**Objective**. Without the pictures, give the entries below again exactly as written.

┌────────

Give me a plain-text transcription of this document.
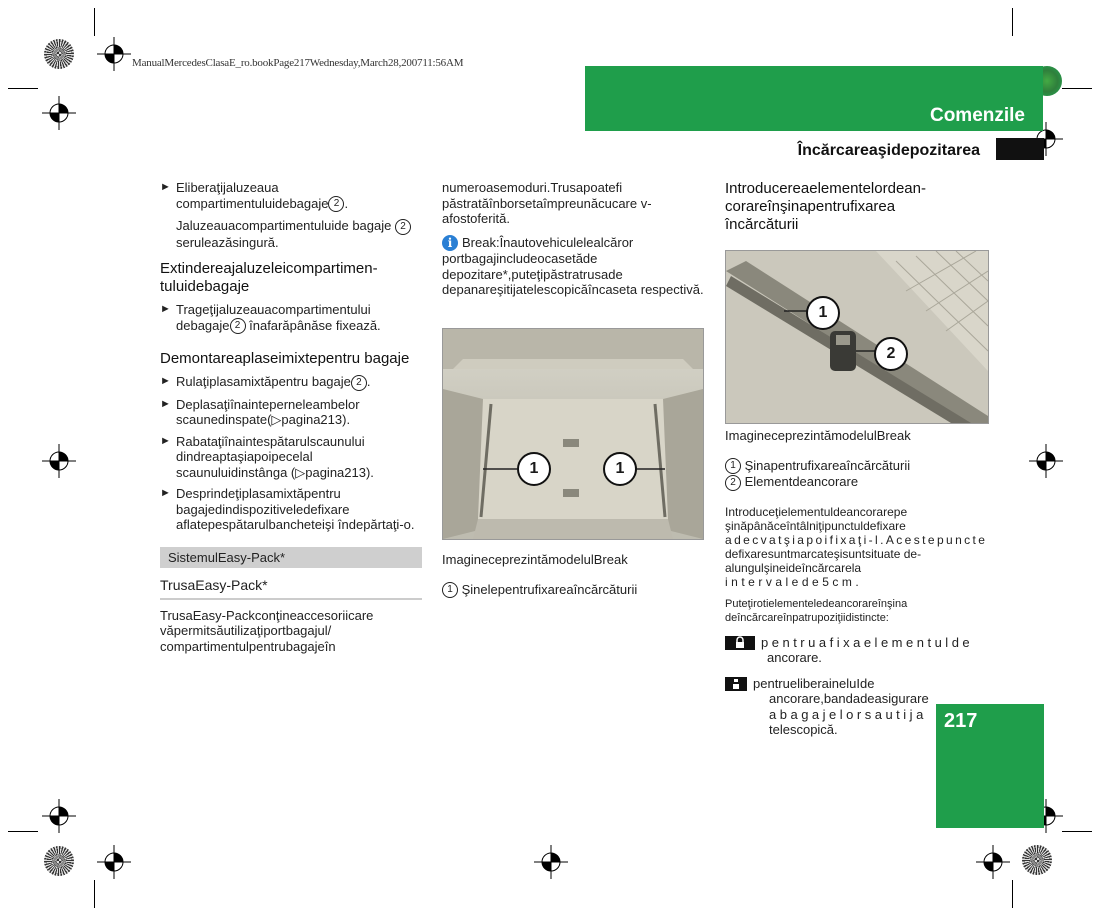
ManualMercedesClasaE_ro.bookPage217Wednesday,March28,200711:56AM
Comenzile
Încărcareaşidepozitarea
► Eliberaţijaluzeaua compartimentuluidebagaje 2 .
Jaluzeauacompartimentuluide bagaje 2 seruleazăsingură.
Extindereajaluzeleicompartimen-tuluidebagaje
► Trageţijaluzeauacompartimentului debagaje 2 înafarăpânăse fixează.
Demontareaplaseimixtepentru bagaje
► Rulaţiplasamixtăpentru bagaje 2 .
► Deplasaţiînainteperneleambelor scaunedinspate(▷pagina213).
► Rabataţiînaintespătarulscaunului dindreaptaşiapoipecelal scaunuluidinstânga (▷pagina213).
► Desprindeţiplasamixtăpentru bagajedindispozitiveledefixare aflatepespătarulbancheteişi îndepărtaţi-o.
SistemulEasy-Pack*
TrusaEasy-Pack*

TrusaEasy-Packconţineaccesoriicare văpermitsăutilizaţiportbagajul/ compartimentulpentrubagajeîn

numeroasemoduri.Trusapoatefi păstratăînborsetaîmpreunăcucare v-afostoferită.

i Break:Înautovehiculelealcăror portbagajincludeocasetăde depozitare*,puteţipăstratrusade depanareşitijatelescopicăîncaseta respectivă.

1	1
ImagineceprezintămodelulBreak
1 Şinelepentrufixareaîncărcăturii
Introducereaelementelordean-corareînşinapentrufixarea încărcăturii
1
2
ImagineceprezintămodelulBreak
1 Şinapentrufixareaîncărcăturii
2 Elementdeancorare
Introduceţielementuldeancorarepe şinăpânăceîntâlniţipunctuldefixare
adecvatşiapoifixaţi-l.Acestepuncte
defixaresuntmarcateşisuntsituate de-alungulşineideîncărcarela
intervalede5cm.
Puteţirotielementeledeancorareînşina deîncărcareînpatrupoziţiidistincte:
pentruafixaelementulde
ancorare.
pentrueliberaineluIde
ancorare,bandadeasigurare
abagajelorsautija
telescopică.	217
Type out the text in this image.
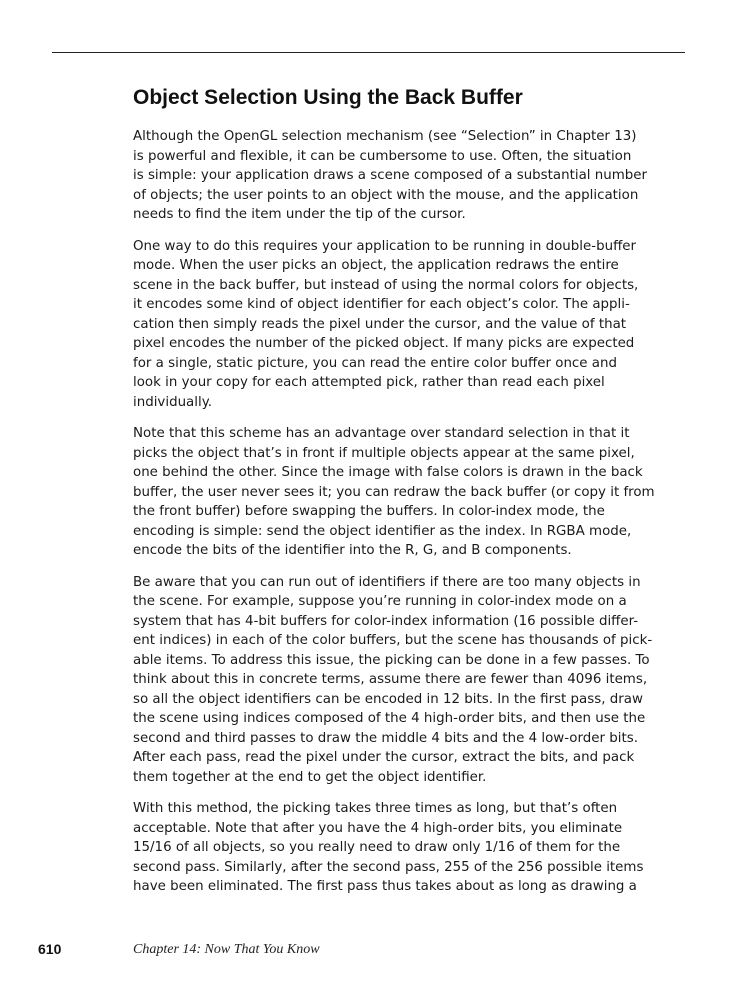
Object Selection Using the Back Buffer

Although the OpenGL selection mechanism (see “Selection” in Chapter 13)
is powerful and flexible, it can be cumbersome to use. Often, the situation
is simple: your application draws a scene composed of a substantial number
of objects; the user points to an object with the mouse, and the application
needs to find the item under the tip of the cursor.

One way to do this requires your application to be running in double-buffer
mode. When the user picks an object, the application redraws the entire
scene in the back buffer, but instead of using the normal colors for objects,
it encodes some kind of object identifier for each object’s color. The appli-
cation then simply reads the pixel under the cursor, and the value of that
pixel encodes the number of the picked object. If many picks are expected
for a single, static picture, you can read the entire color buffer once and
look in your copy for each attempted pick, rather than read each pixel
individually.

Note that this scheme has an advantage over standard selection in that it
picks the object that’s in front if multiple objects appear at the same pixel,
one behind the other. Since the image with false colors is drawn in the back
buffer, the user never sees it; you can redraw the back buffer (or copy it from
the front buffer) before swapping the buffers. In color-index mode, the
encoding is simple: send the object identifier as the index. In RGBA mode,
encode the bits of the identifier into the R, G, and B components.

Be aware that you can run out of identifiers if there are too many objects in
the scene. For example, suppose you’re running in color-index mode on a
system that has 4-bit buffers for color-index information (16 possible differ-
ent indices) in each of the color buffers, but the scene has thousands of pick-
able items. To address this issue, the picking can be done in a few passes. To
think about this in concrete terms, assume there are fewer than 4096 items,
so all the object identifiers can be encoded in 12 bits. In the first pass, draw
the scene using indices composed of the 4 high-order bits, and then use the
second and third passes to draw the middle 4 bits and the 4 low-order bits.
After each pass, read the pixel under the cursor, extract the bits, and pack
them together at the end to get the object identifier.

With this method, the picking takes three times as long, but that’s often
acceptable. Note that after you have the 4 high-order bits, you eliminate
15/16 of all objects, so you really need to draw only 1/16 of them for the
second pass. Similarly, after the second pass, 255 of the 256 possible items
have been eliminated. The first pass thus takes about as long as drawing a

610	Chapter 14: Now That You Know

└────────

**Answer to this problem**.
Give me a plain-text transcription of this document.
ManualMercedesClasaE_ro.bookPage217Wednesday,March28,200711:56AM
Comenzile
Încărcareaşidepozitarea
► Eliberaţijaluzeaua compartimentuluidebagaje 2 .
Jaluzeauacompartimentuluide bagaje 2 seruleazăsingură.
Extindereajaluzeleicompartimen-tuluidebagaje
► Trageţijaluzeauacompartimentului debagaje 2 înafarăpânăse fixează.
Demontareaplaseimixtepentru bagaje
► Rulaţiplasamixtăpentru bagaje 2 .
► Deplasaţiînainteperneleambelor scaunedinspate(▷pagina213).
► Rabataţiînaintespătarulscaunului dindreaptaşiapoipecelal scaunuluidinstânga (▷pagina213).
► Desprindeţiplasamixtăpentru bagajedindispozitiveledefixare aflatepespătarulbancheteişi îndepărtaţi-o.
SistemulEasy-Pack*
TrusaEasy-Pack*

TrusaEasy-Packconţineaccesoriicare văpermitsăutilizaţiportbagajul/ compartimentulpentrubagajeîn

numeroasemoduri.Trusapoatefi păstratăînborsetaîmpreunăcucare v-afostoferită.

i Break:Înautovehiculelealcăror portbagajincludeocasetăde depozitare*,puteţipăstratrusade depanareşitijatelescopicăîncaseta respectivă.

1	1
ImagineceprezintămodelulBreak
1 Şinelepentrufixareaîncărcăturii
Introducereaelementelordean-corareînşinapentrufixarea încărcăturii
1
2
ImagineceprezintămodelulBreak
1 Şinapentrufixareaîncărcăturii
2 Elementdeancorare
Introduceţielementuldeancorarepe şinăpânăceîntâlniţipunctuldefixare
adecvatşiapoifixaţi-l.Acestepuncte
defixaresuntmarcateşisuntsituate de-alungulşineideîncărcarela
intervalede5cm.
Puteţirotielementeledeancorareînşina deîncărcareînpatrupoziţiidistincte:
pentruafixaelementulde
ancorare.
pentrueliberaineluIde
ancorare,bandadeasigurare
abagajelorsautija
telescopică.	217
Type out the text in this image.
Object Selection Using the Back Buffer

Although the OpenGL selection mechanism (see “Selection” in Chapter 13)
is powerful and flexible, it can be cumbersome to use. Often, the situation
is simple: your application draws a scene composed of a substantial number
of objects; the user points to an object with the mouse, and the application
needs to find the item under the tip of the cursor.

One way to do this requires your application to be running in double-buffer
mode. When the user picks an object, the application redraws the entire
scene in the back buffer, but instead of using the normal colors for objects,
it encodes some kind of object identifier for each object’s color. The appli-
cation then simply reads the pixel under the cursor, and the value of that
pixel encodes the number of the picked object. If many picks are expected
for a single, static picture, you can read the entire color buffer once and
look in your copy for each attempted pick, rather than read each pixel
individually.

Note that this scheme has an advantage over standard selection in that it
picks the object that’s in front if multiple objects appear at the same pixel,
one behind the other. Since the image with false colors is drawn in the back
buffer, the user never sees it; you can redraw the back buffer (or copy it from
the front buffer) before swapping the buffers. In color-index mode, the
encoding is simple: send the object identifier as the index. In RGBA mode,
encode the bits of the identifier into the R, G, and B components.

Be aware that you can run out of identifiers if there are too many objects in
the scene. For example, suppose you’re running in color-index mode on a
system that has 4-bit buffers for color-index information (16 possible differ-
ent indices) in each of the color buffers, but the scene has thousands of pick-
able items. To address this issue, the picking can be done in a few passes. To
think about this in concrete terms, assume there are fewer than 4096 items,
so all the object identifiers can be encoded in 12 bits. In the first pass, draw
the scene using indices composed of the 4 high-order bits, and then use the
second and third passes to draw the middle 4 bits and the 4 low-order bits.
After each pass, read the pixel under the cursor, extract the bits, and pack
them together at the end to get the object identifier.

With this method, the picking takes three times as long, but that’s often
acceptable. Note that after you have the 4 high-order bits, you eliminate
15/16 of all objects, so you really need to draw only 1/16 of them for the
second pass. Similarly, after the second pass, 255 of the 256 possible items
have been eliminated. The first pass thus takes about as long as drawing a

610	Chapter 14: Now That You Know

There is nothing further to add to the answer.